DATASET EXCERPTS:
........
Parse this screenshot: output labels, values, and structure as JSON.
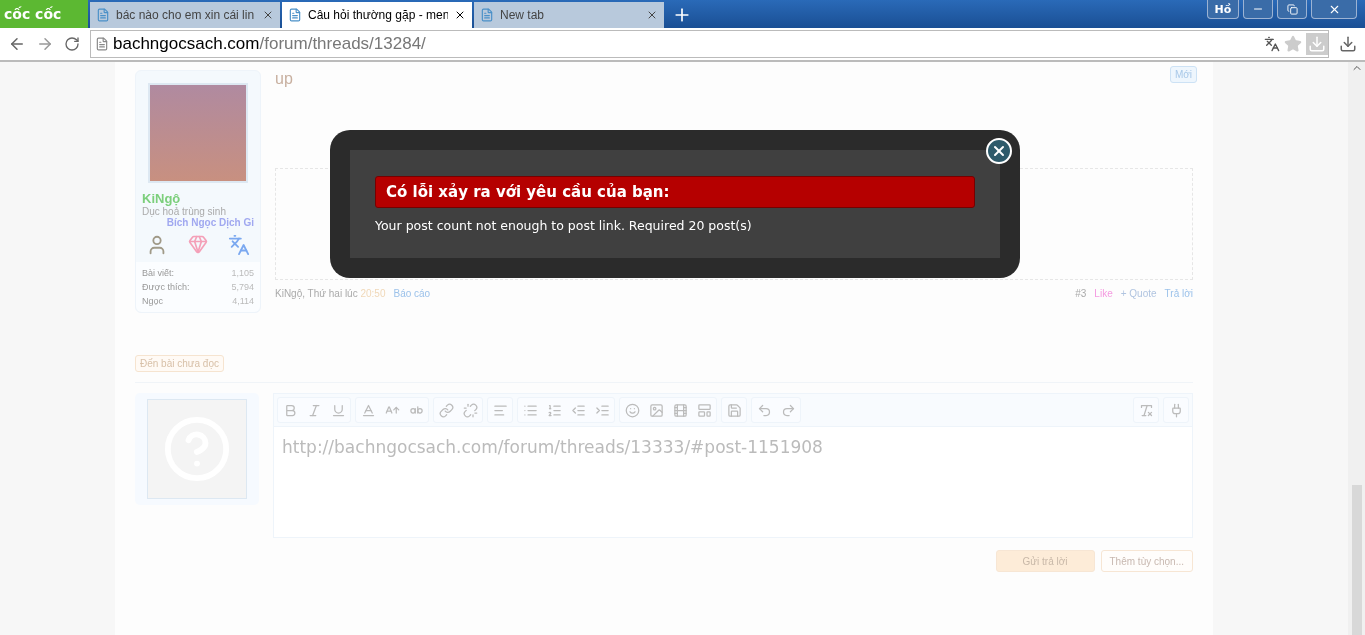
{
  "browser": {
    "logo": "cốc cốc",
    "tabs": [
      {
        "title": "bác nào cho em xin cái lin",
        "selected": false
      },
      {
        "title": "Câu hỏi thường gặp - men",
        "selected": true
      },
      {
        "title": "New tab",
        "selected": false
      }
    ],
    "profile": "Hồ",
    "url": {
      "host": "bachngocsach.com",
      "path": "/forum/threads/13284/"
    }
  },
  "post": {
    "username": "KiNgộ",
    "user_title": "Dục hoả trùng sinh",
    "rank": "Bích Ngọc Dịch Gi",
    "stats": [
      {
        "label": "Bài viết:",
        "value": "1,105"
      },
      {
        "label": "Được thích:",
        "value": "5,794"
      },
      {
        "label": "Ngọc",
        "value": "4,114"
      }
    ],
    "message": "up",
    "badge": "Mới",
    "meta": {
      "author": "KiNgộ, Thứ hai lúc",
      "time": "20:50",
      "report": "Báo cáo"
    },
    "number": "#3",
    "actions": [
      {
        "kind": "like",
        "label": "Like"
      },
      {
        "kind": "quote",
        "label": "+ Quote"
      },
      {
        "kind": "reply",
        "label": "Trả lời"
      }
    ]
  },
  "unread_link": "Đến bài chưa đọc",
  "editor": {
    "toolbar": [
      [
        {
          "kind": "bold"
        },
        {
          "kind": "italic"
        },
        {
          "kind": "underline"
        }
      ],
      [
        {
          "kind": "color"
        },
        {
          "kind": "size"
        },
        {
          "kind": "font"
        }
      ],
      [
        {
          "kind": "link"
        },
        {
          "kind": "unlink"
        }
      ],
      [
        {
          "kind": "align"
        }
      ],
      [
        {
          "kind": "bullets"
        },
        {
          "kind": "numbers"
        },
        {
          "kind": "outdent"
        },
        {
          "kind": "indent"
        }
      ],
      [
        {
          "kind": "smiley"
        },
        {
          "kind": "image"
        },
        {
          "kind": "media"
        },
        {
          "kind": "template"
        }
      ],
      [
        {
          "kind": "save"
        }
      ],
      [
        {
          "kind": "undo"
        },
        {
          "kind": "redo"
        }
      ]
    ],
    "toolbar_right": [
      {
        "kind": "clear"
      },
      {
        "kind": "plugin"
      }
    ],
    "value": "http://bachngocsach.com/forum/threads/13333/#post-1151908",
    "buttons": [
      {
        "kind": "primary",
        "label": "Gửi trả lời"
      },
      {
        "kind": "secondary",
        "label": "Thêm tùy chọn..."
      }
    ]
  },
  "modal": {
    "title": "Có lỗi xảy ra với yêu cầu của bạn:",
    "message": "Your post count not enough to post link. Required 20 post(s)"
  }
}
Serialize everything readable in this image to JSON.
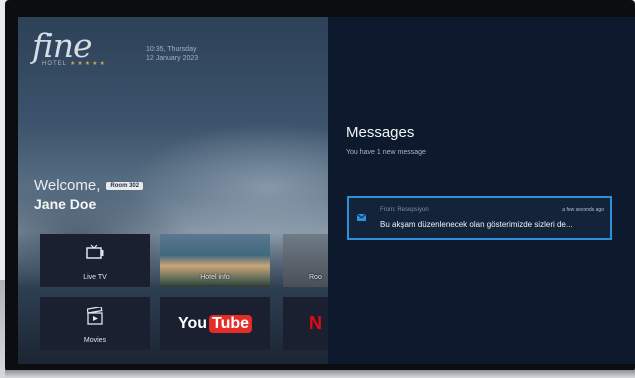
{
  "hotel": {
    "logo_text": "fine",
    "logo_sub": "HOTEL",
    "logo_stars": "★★★★★",
    "time": "10:35, Thursday",
    "date": "12 January 2023"
  },
  "welcome": {
    "label": "Welcome,",
    "room_badge": "Room 302",
    "guest_name": "Jane Doe"
  },
  "tiles": [
    {
      "label": "Live TV",
      "icon": "tv-icon"
    },
    {
      "label": "Hotel info",
      "icon": "hotel-photo"
    },
    {
      "label": "Roo",
      "icon": "room-photo"
    },
    {
      "label": "Movies",
      "icon": "clapperboard-icon"
    },
    {
      "label": "YouTube",
      "icon": "youtube-logo"
    },
    {
      "label": "N",
      "icon": "netflix-logo"
    }
  ],
  "youtube": {
    "you": "You",
    "tube": "Tube"
  },
  "netflix": {
    "text": "N"
  },
  "messages": {
    "title": "Messages",
    "subtitle": "You have 1 new message",
    "items": [
      {
        "from": "From: Resepsiyon",
        "time": "a few seconds ago",
        "text": "Bu akşam düzenlenecek olan gösterimizde sizleri de..."
      }
    ]
  },
  "colors": {
    "accent": "#2f8fd8",
    "panel": "#0d1a2d",
    "youtube_red": "#e52d27",
    "netflix_red": "#e50914"
  }
}
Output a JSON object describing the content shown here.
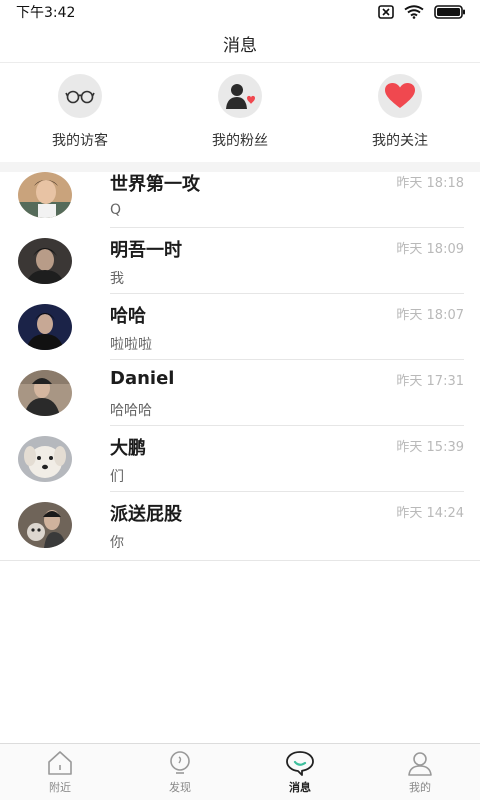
{
  "status": {
    "time": "下午3:42"
  },
  "header": {
    "title": "消息"
  },
  "shortcuts": [
    {
      "label": "我的访客",
      "icon": "glasses-icon"
    },
    {
      "label": "我的粉丝",
      "icon": "fans-icon"
    },
    {
      "label": "我的关注",
      "icon": "heart-icon"
    }
  ],
  "conversations": [
    {
      "name": "世界第一攻",
      "time": "昨天 18:18",
      "message": "Q"
    },
    {
      "name": "明吾一时",
      "time": "昨天 18:09",
      "message": "我"
    },
    {
      "name": "哈哈",
      "time": "昨天 18:07",
      "message": "啦啦啦"
    },
    {
      "name": "Daniel",
      "time": "昨天 17:31",
      "message": "哈哈哈"
    },
    {
      "name": "大鹏",
      "time": "昨天 15:39",
      "message": "们"
    },
    {
      "name": "派送屁股",
      "time": "昨天 14:24",
      "message": "你"
    }
  ],
  "tabs": [
    {
      "label": "附近",
      "icon": "home-icon",
      "active": false
    },
    {
      "label": "发现",
      "icon": "bulb-icon",
      "active": false
    },
    {
      "label": "消息",
      "icon": "chat-bubble-icon",
      "active": true
    },
    {
      "label": "我的",
      "icon": "profile-icon",
      "active": false
    }
  ],
  "colors": {
    "accent": "#3dbf9c",
    "heart": "#f0484f"
  }
}
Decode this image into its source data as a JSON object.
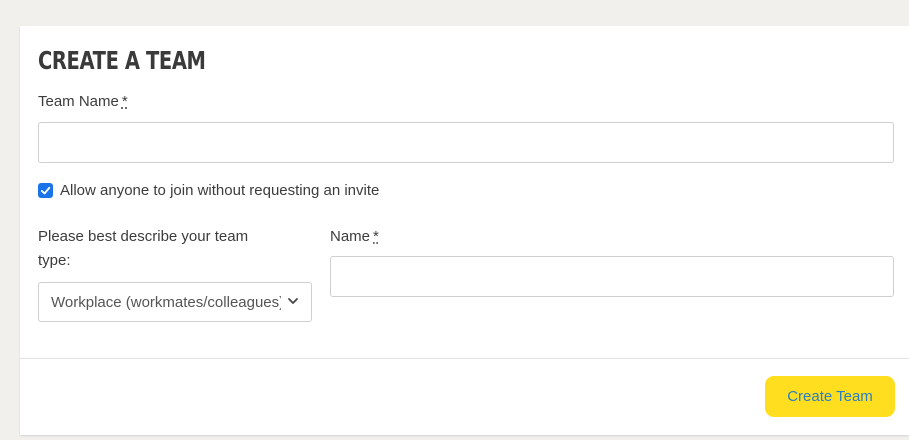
{
  "form": {
    "title": "CREATE A TEAM",
    "team_name_label": "Team Name",
    "required_marker": "*",
    "team_name_value": "",
    "allow_join_checked": true,
    "allow_join_label": "Allow anyone to join without requesting an invite",
    "team_type_label_line1": "Please best describe your team",
    "team_type_label_line2": "type:",
    "team_type_selected": "Workplace (workmates/colleagues)",
    "name_label": "Name",
    "name_value": "",
    "submit_label": "Create Team"
  },
  "colors": {
    "background": "#f1f0ed",
    "card": "#ffffff",
    "button": "#ffdd1f",
    "button_text": "#2b7fc4",
    "checkbox": "#1a73e8"
  },
  "icons": {
    "checkbox": "checkmark-icon",
    "select": "chevron-down-icon"
  }
}
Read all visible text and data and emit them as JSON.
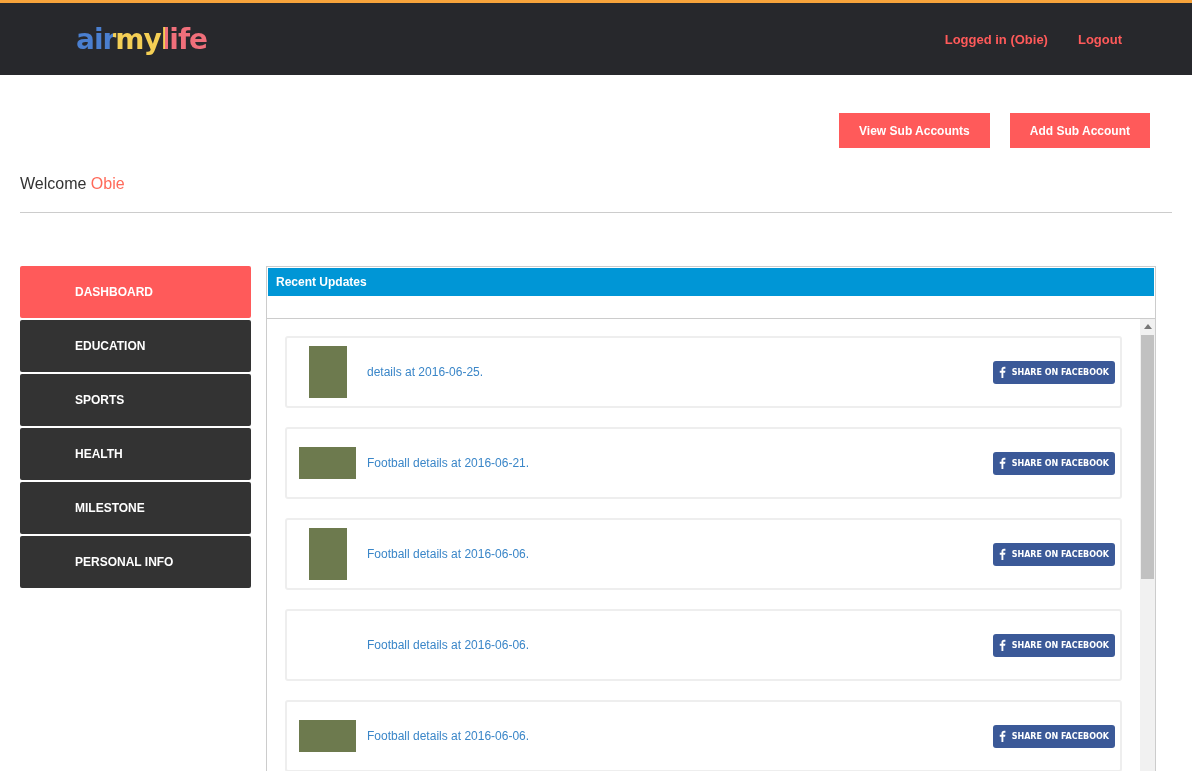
{
  "header": {
    "logo": "airmylife",
    "links": [
      "Logged in (Obie)",
      "Logout"
    ]
  },
  "actions": [
    "View Sub Accounts",
    "Add Sub Account"
  ],
  "welcome": {
    "greeting": "Welcome",
    "name": "Obie"
  },
  "sidebar": {
    "items": [
      {
        "label": "DASHBOARD",
        "selected": true
      },
      {
        "label": "EDUCATION",
        "selected": false
      },
      {
        "label": "SPORTS",
        "selected": false
      },
      {
        "label": "HEALTH",
        "selected": false
      },
      {
        "label": "MILESTONE",
        "selected": false
      },
      {
        "label": "PERSONAL INFO",
        "selected": false
      }
    ]
  },
  "updates": {
    "title": "Recent Updates",
    "items": [
      {
        "kind": "portrait",
        "text": "details at 2016-06-25.",
        "share": "SHARE ON FACEBOOK"
      },
      {
        "kind": "landscape",
        "text": "Football details at 2016-06-21.",
        "share": "SHARE ON FACEBOOK"
      },
      {
        "kind": "portrait",
        "text": "Football details at 2016-06-06.",
        "share": "SHARE ON FACEBOOK"
      },
      {
        "kind": "textonly",
        "text": "Football details at 2016-06-06.",
        "share": "SHARE ON FACEBOOK"
      },
      {
        "kind": "landscape",
        "text": "Football details at 2016-06-06.",
        "share": "SHARE ON FACEBOOK"
      }
    ]
  }
}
........
Find every line above that contains the word "time", and return each one.

EXERCISE ANSWER:
      "time": "20:50",
    "time": "10:35, Thursday",
        "time": "a few seconds ago",
    "time": "下午3:42"
      "time": "昨天 18:18",
      "time": "昨天 18:09",
      "time": "昨天 18:07",
      "time": "昨天 17:31",
      "time": "昨天 15:39",
      "time": "昨天 14:24",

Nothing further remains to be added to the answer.